Output solely the number of lines containing the string "JSON".

> DATA ENTRIES:

┄┄┄┄┄┄┄┄┄┄

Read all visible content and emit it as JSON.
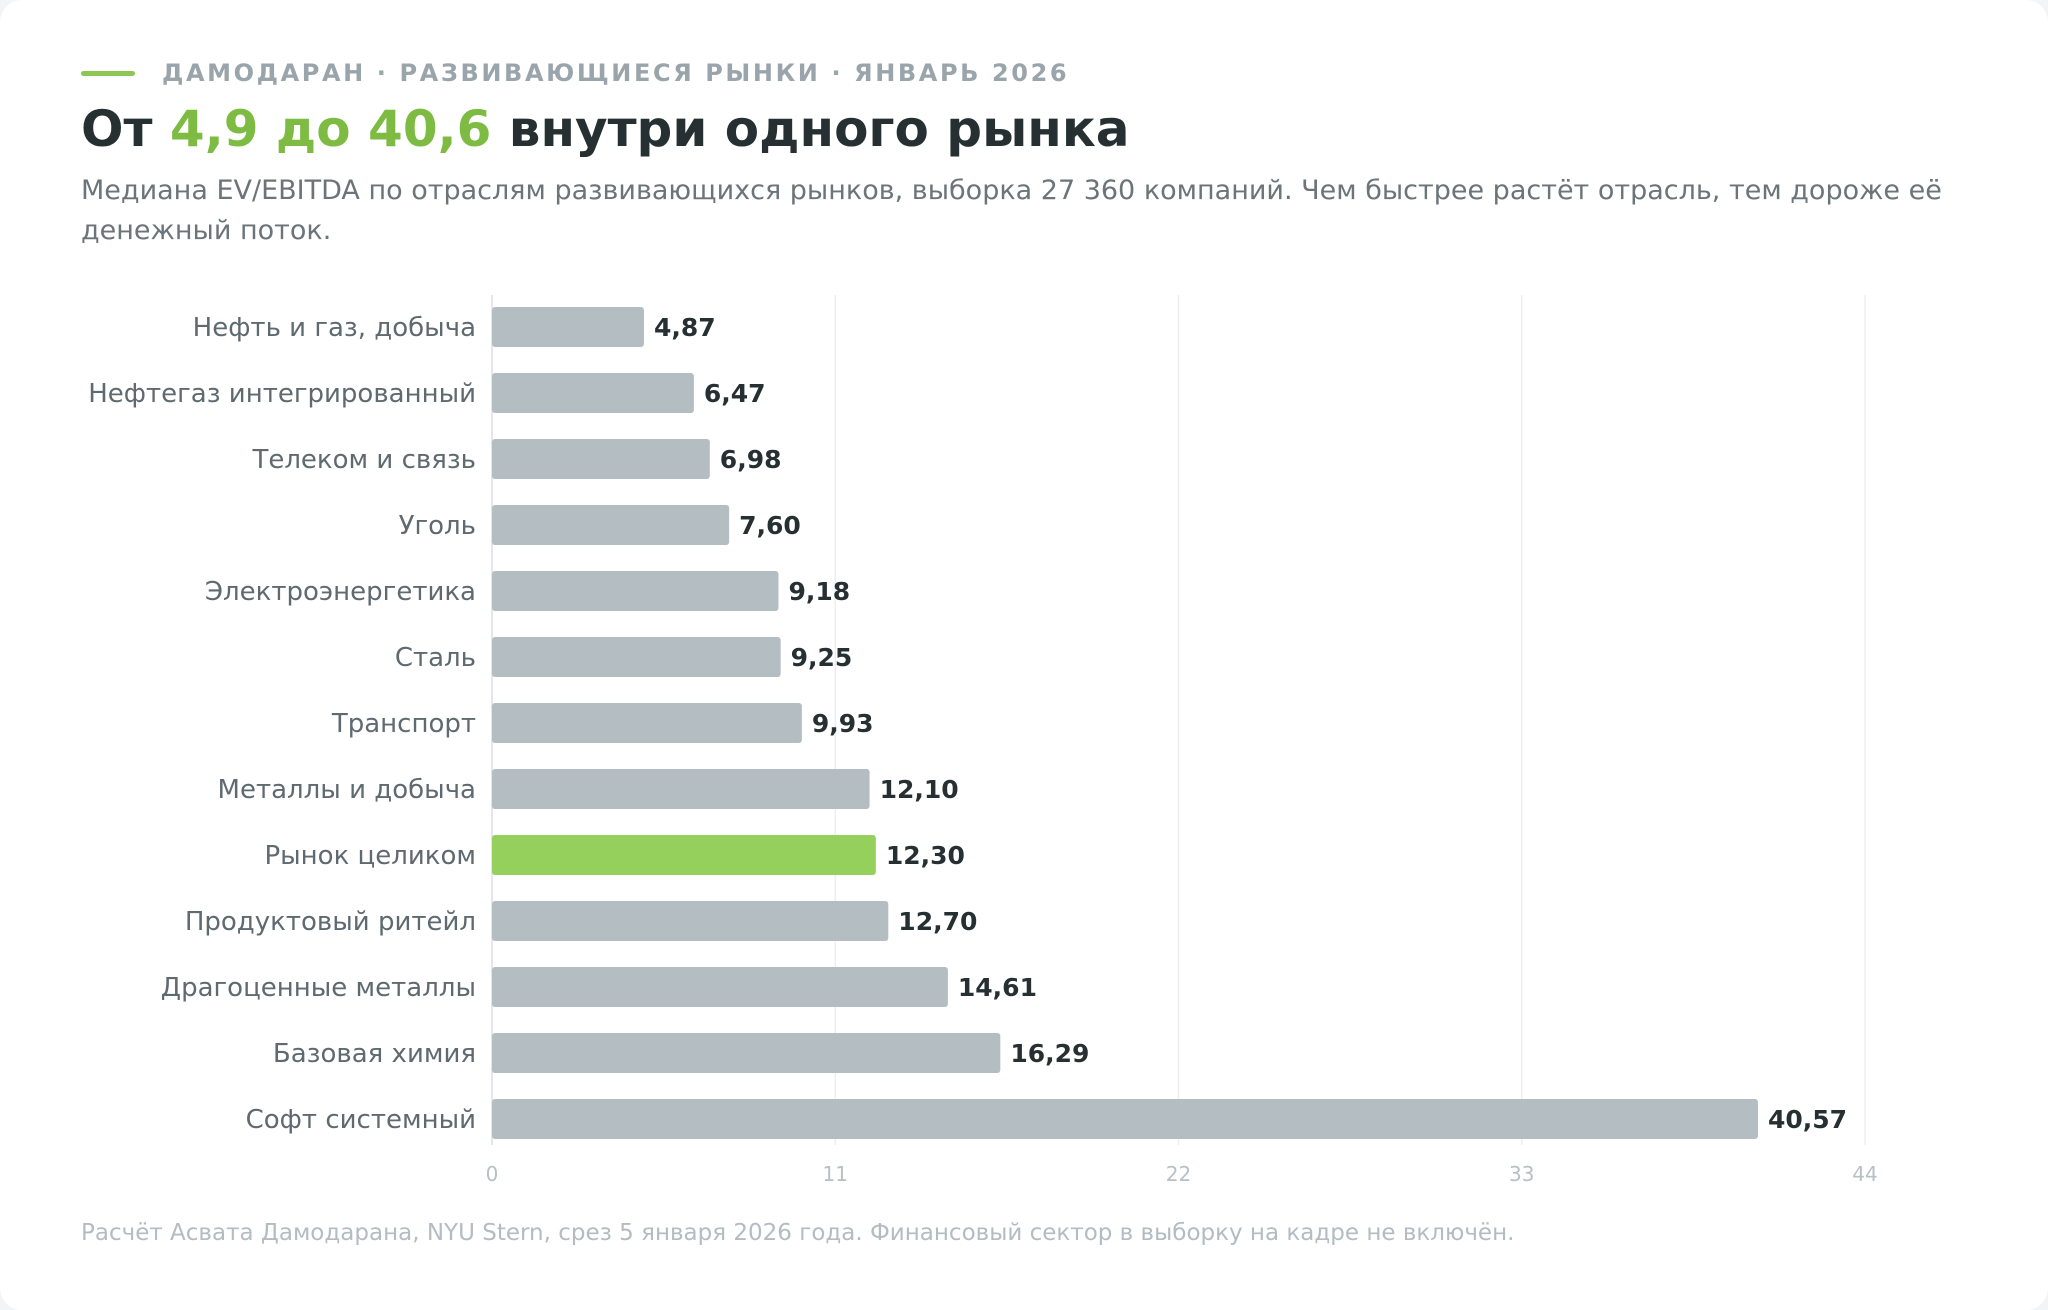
{
  "header": {
    "eyebrow": "ДАМОДАРАН · РАЗВИВАЮЩИЕСЯ РЫНКИ · ЯНВАРЬ 2026",
    "title_prefix": "От ",
    "title_accent": "4,9 до 40,6",
    "title_suffix": " внутри одного рынка",
    "subtitle": "Медиана EV/EBITDA по отраслям развивающихся рынков, выборка 27 360 компаний. Чем быстрее растёт отрасль, тем дороже её денежный поток."
  },
  "footer": {
    "note": "Расчёт Асвата Дамодарана, NYU Stern, срез 5 января 2026 года. Финансовый сектор в выборку на кадре не включён."
  },
  "colors": {
    "bar": "#b3bdc2",
    "highlight": "#95cf5c",
    "accent_text": "#7dbb42",
    "grid": "#eceff1"
  },
  "chart_data": {
    "type": "bar",
    "orientation": "horizontal",
    "title": "",
    "xlabel": "",
    "ylabel": "",
    "categories": [
      "Нефть и газ, добыча",
      "Нефтегаз интегрированный",
      "Телеком и связь",
      "Уголь",
      "Электроэнергетика",
      "Сталь",
      "Транспорт",
      "Металлы и добыча",
      "Рынок целиком",
      "Продуктовый ритейл",
      "Драгоценные металлы",
      "Базовая химия",
      "Софт системный"
    ],
    "values": [
      4.87,
      6.47,
      6.98,
      7.6,
      9.18,
      9.25,
      9.93,
      12.1,
      12.3,
      12.7,
      14.61,
      16.29,
      40.57
    ],
    "value_labels": [
      "4,87",
      "6,47",
      "6,98",
      "7,60",
      "9,18",
      "9,25",
      "9,93",
      "12,10",
      "12,30",
      "12,70",
      "14,61",
      "16,29",
      "40,57"
    ],
    "highlight_category": "Рынок целиком",
    "xlim": [
      0,
      44
    ],
    "xticks": [
      0,
      11,
      22,
      33,
      44
    ],
    "xtick_labels": [
      "0",
      "11",
      "22",
      "33",
      "44"
    ],
    "grid": true
  }
}
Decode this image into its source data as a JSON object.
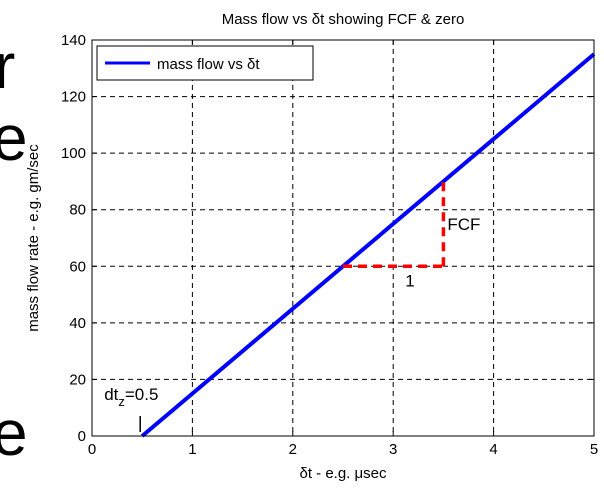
{
  "background_glyphs": [
    "r",
    "e",
    "e"
  ],
  "chart_data": {
    "type": "line",
    "title": "Mass flow vs δt showing FCF & zero",
    "xlabel": "δt - e.g. μsec",
    "ylabel": "mass flow rate - e.g. gm/sec",
    "xlim": [
      0,
      5
    ],
    "ylim": [
      0,
      140
    ],
    "xticks": [
      0,
      1,
      2,
      3,
      4,
      5
    ],
    "yticks": [
      0,
      20,
      40,
      60,
      80,
      100,
      120,
      140
    ],
    "grid": true,
    "legend_placement": "top-left",
    "series": [
      {
        "name": "mass flow vs δt",
        "color": "#0000ff",
        "x": [
          0.5,
          5
        ],
        "y": [
          0,
          135
        ]
      }
    ],
    "annotations": {
      "fcf_triangle_color": "#ff0000",
      "run": {
        "x": [
          2.5,
          3.5
        ],
        "y": 60,
        "label": "1"
      },
      "rise": {
        "x": 3.5,
        "y": [
          60,
          90
        ],
        "label": "FCF"
      },
      "zero_marker": {
        "x": 0.5,
        "label_main": "dt",
        "label_sub": "z",
        "label_value": "=0.5"
      }
    }
  }
}
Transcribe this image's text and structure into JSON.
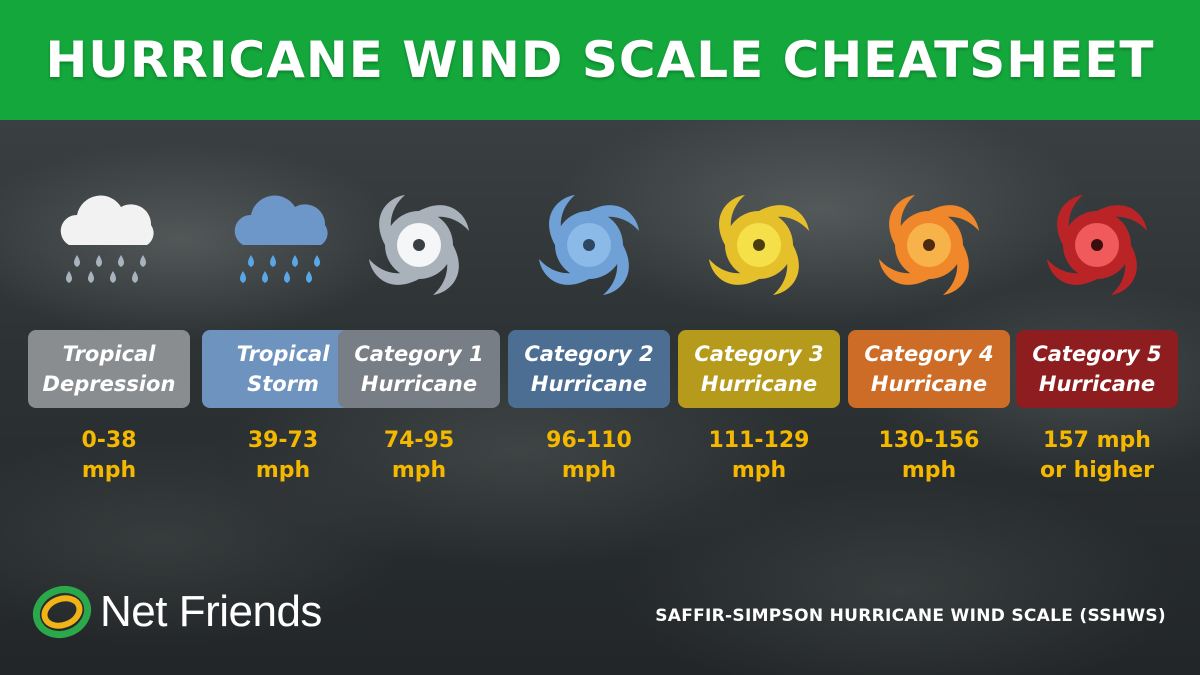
{
  "title": "HURRICANE WIND SCALE CHEATSHEET",
  "categories": [
    {
      "line1": "Tropical",
      "line2": "Depression",
      "speed1": "0-38",
      "speed2": "mph",
      "icon": "rain-cloud-icon",
      "bg": "#8a8d8f",
      "icon_color": "#f2f2f2"
    },
    {
      "line1": "Tropical",
      "line2": "Storm",
      "speed1": "39-73",
      "speed2": "mph",
      "icon": "rain-cloud-icon",
      "bg": "#6f93bf",
      "icon_color": "#6d97c8"
    },
    {
      "line1": "Category 1",
      "line2": "Hurricane",
      "speed1": "74-95",
      "speed2": "mph",
      "icon": "hurricane-icon",
      "bg": "#787e85",
      "icon_color": "#a9b1bb"
    },
    {
      "line1": "Category 2",
      "line2": "Hurricane",
      "speed1": "96-110",
      "speed2": "mph",
      "icon": "hurricane-icon",
      "bg": "#4d6e93",
      "icon_color": "#6fa0d6"
    },
    {
      "line1": "Category 3",
      "line2": "Hurricane",
      "speed1": "111-129",
      "speed2": "mph",
      "icon": "hurricane-icon",
      "bg": "#b59a1c",
      "icon_color": "#e6c02a"
    },
    {
      "line1": "Category 4",
      "line2": "Hurricane",
      "speed1": "130-156",
      "speed2": "mph",
      "icon": "hurricane-icon",
      "bg": "#cc6c26",
      "icon_color": "#f0872a"
    },
    {
      "line1": "Category 5",
      "line2": "Hurricane",
      "speed1": "157 mph",
      "speed2": "or higher",
      "icon": "hurricane-icon",
      "bg": "#8e1d1f",
      "icon_color": "#bb2427"
    }
  ],
  "logo": {
    "text": "Net Friends",
    "icon": "net-friends-logo-icon"
  },
  "source": "SAFFIR-SIMPSON HURRICANE WIND SCALE (SSHWS)",
  "colors": {
    "header": "#14a83c",
    "speed_text": "#f5b800"
  }
}
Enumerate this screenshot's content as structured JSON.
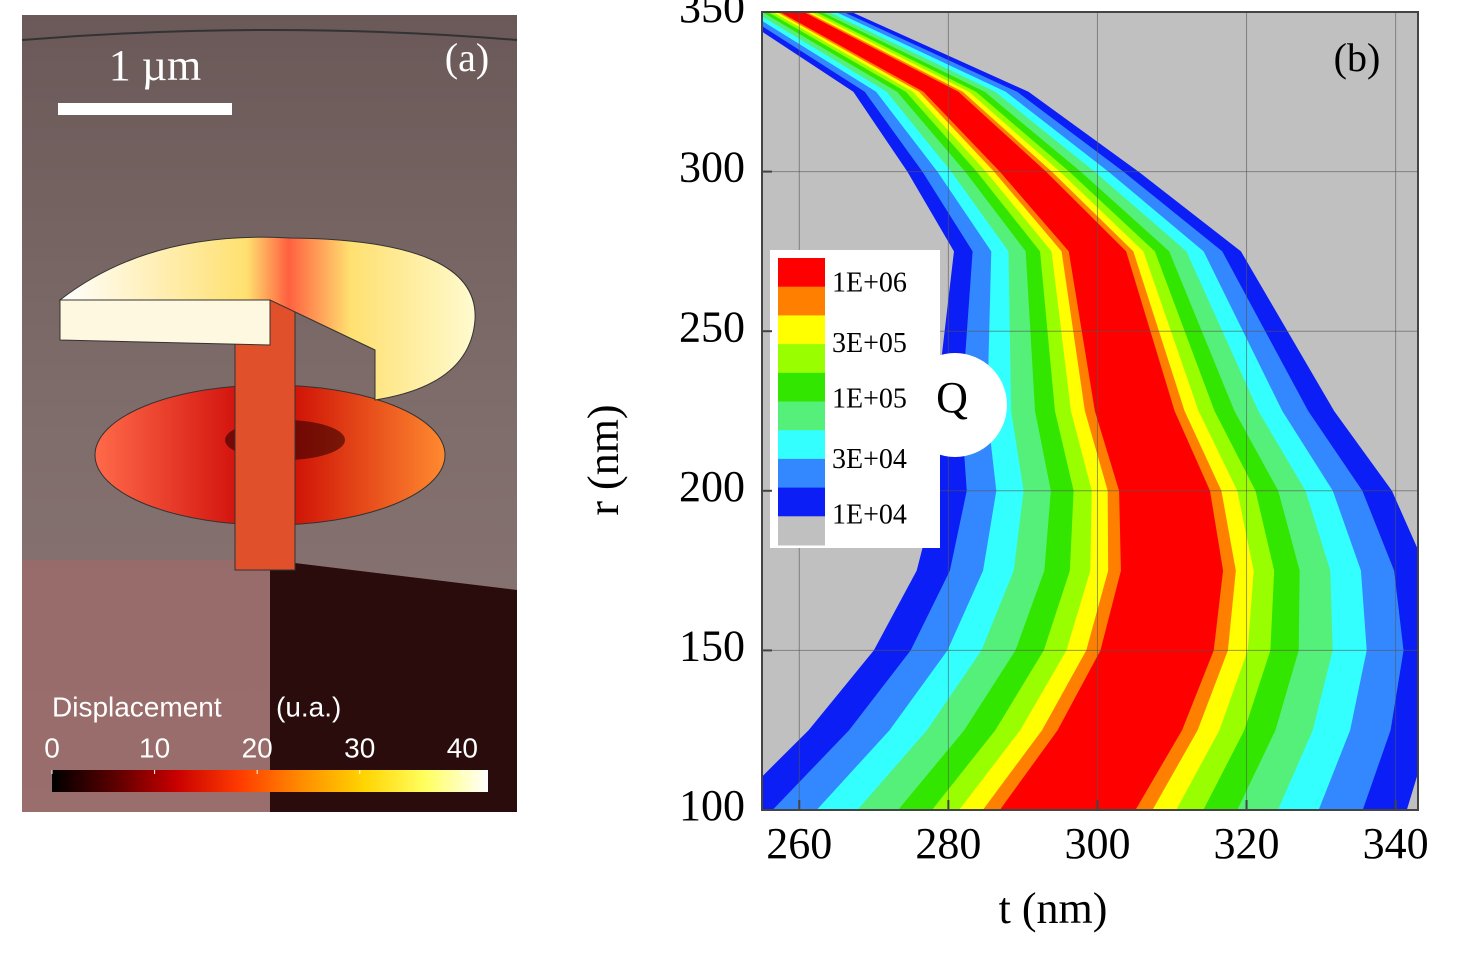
{
  "chart_data": [
    {
      "type": "image",
      "label": "(a)",
      "scale_bar": "1 µm",
      "colorbar": {
        "title": "Displacement",
        "unit": "(u.a.)",
        "lim": [
          0,
          42.5
        ],
        "ticks": [
          0,
          10,
          20,
          30,
          40
        ],
        "colors": [
          "#000000",
          "#5a0000",
          "#c80000",
          "#ff3a00",
          "#ff8c00",
          "#ffd400",
          "#ffff60",
          "#ffffff"
        ]
      }
    },
    {
      "type": "contour",
      "label": "(b)",
      "xlabel": "t (nm)",
      "ylabel": "r (nm)",
      "xlim": [
        255,
        343
      ],
      "ylim": [
        100,
        350
      ],
      "xticks": [
        260,
        280,
        300,
        320,
        340
      ],
      "yticks": [
        100,
        150,
        200,
        250,
        300,
        350
      ],
      "grid": true,
      "background": "#c0c0c0",
      "colors": [
        "#ff0000",
        "#ff8000",
        "#ffff00",
        "#99ff00",
        "#33e600",
        "#55f07a",
        "#33ffff",
        "#3388ff",
        "#0a1ef5",
        "#c0c0c0"
      ],
      "levels": [
        {
          "value": 1000000,
          "label": "1E+06"
        },
        {
          "value": 300000,
          "label": "3E+05"
        },
        {
          "value": 100000,
          "label": "1E+05"
        },
        {
          "value": 30000,
          "label": "3E+04"
        },
        {
          "value": 10000,
          "label": "1E+04"
        }
      ],
      "ridge": {
        "x": [
          296,
          303,
          308,
          310,
          309,
          305,
          300,
          290,
          279,
          267,
          259
        ],
        "y": [
          100,
          125,
          150,
          175,
          200,
          225,
          275,
          300,
          325,
          340,
          350
        ]
      },
      "annotation": "Q"
    }
  ]
}
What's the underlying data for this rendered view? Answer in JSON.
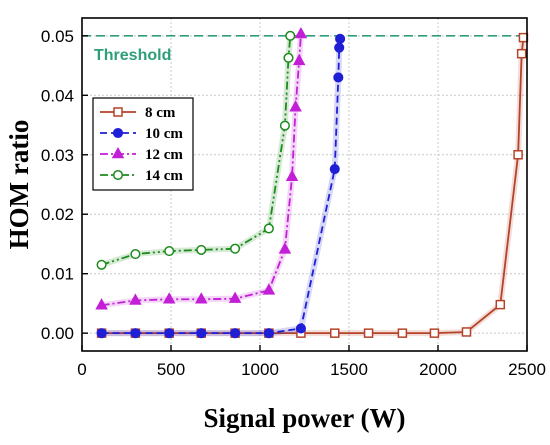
{
  "chart_data": {
    "type": "line",
    "xlabel": "Signal power (W)",
    "ylabel": "HOM ratio",
    "xlim": [
      0,
      2500
    ],
    "ylim": [
      -0.003,
      0.053
    ],
    "xticks": [
      0,
      500,
      1000,
      1500,
      2000,
      2500
    ],
    "yticks": [
      0.0,
      0.01,
      0.02,
      0.03,
      0.04,
      0.05
    ],
    "ytick_labels": [
      "0.00",
      "0.01",
      "0.02",
      "0.03",
      "0.04",
      "0.05"
    ],
    "grid": true,
    "legend_position": "upper-left",
    "threshold": {
      "label": "Threshold",
      "value": 0.05,
      "color": "#2e9e7a"
    },
    "series": [
      {
        "name": "8 cm",
        "color": "#b5432a",
        "marker": "square",
        "dash": "solid",
        "x": [
          110,
          300,
          490,
          670,
          860,
          1050,
          1230,
          1420,
          1610,
          1800,
          1980,
          2160,
          2350,
          2450,
          2470,
          2480
        ],
        "y": [
          0,
          0,
          0,
          0,
          0,
          0,
          0,
          0,
          0,
          0,
          0,
          0.0002,
          0.0048,
          0.03,
          0.047,
          0.0497
        ]
      },
      {
        "name": "10 cm",
        "color": "#1f1fd6",
        "marker": "circle-filled",
        "dash": "dashed",
        "x": [
          110,
          300,
          490,
          670,
          860,
          1050,
          1230,
          1420,
          1440,
          1445,
          1450
        ],
        "y": [
          0,
          0,
          0,
          0,
          0,
          0,
          0.0008,
          0.0276,
          0.043,
          0.048,
          0.0495
        ]
      },
      {
        "name": "12 cm",
        "color": "#c21fd6",
        "marker": "triangle-filled",
        "dash": "dashdot",
        "x": [
          110,
          300,
          490,
          670,
          860,
          1050,
          1140,
          1180,
          1200,
          1220,
          1230
        ],
        "y": [
          0.0047,
          0.0055,
          0.0057,
          0.0057,
          0.0058,
          0.0072,
          0.0141,
          0.0263,
          0.038,
          0.0458,
          0.0503
        ]
      },
      {
        "name": "14 cm",
        "color": "#1e8a1e",
        "marker": "circle-open",
        "dash": "dashdotdot",
        "x": [
          110,
          300,
          490,
          670,
          860,
          1050,
          1140,
          1160,
          1170
        ],
        "y": [
          0.0115,
          0.0133,
          0.0138,
          0.014,
          0.0142,
          0.0176,
          0.0349,
          0.0463,
          0.05
        ]
      }
    ]
  }
}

┄┄┄┄┄┄┄┄┄┄

> REPLY TO THE TASK: 5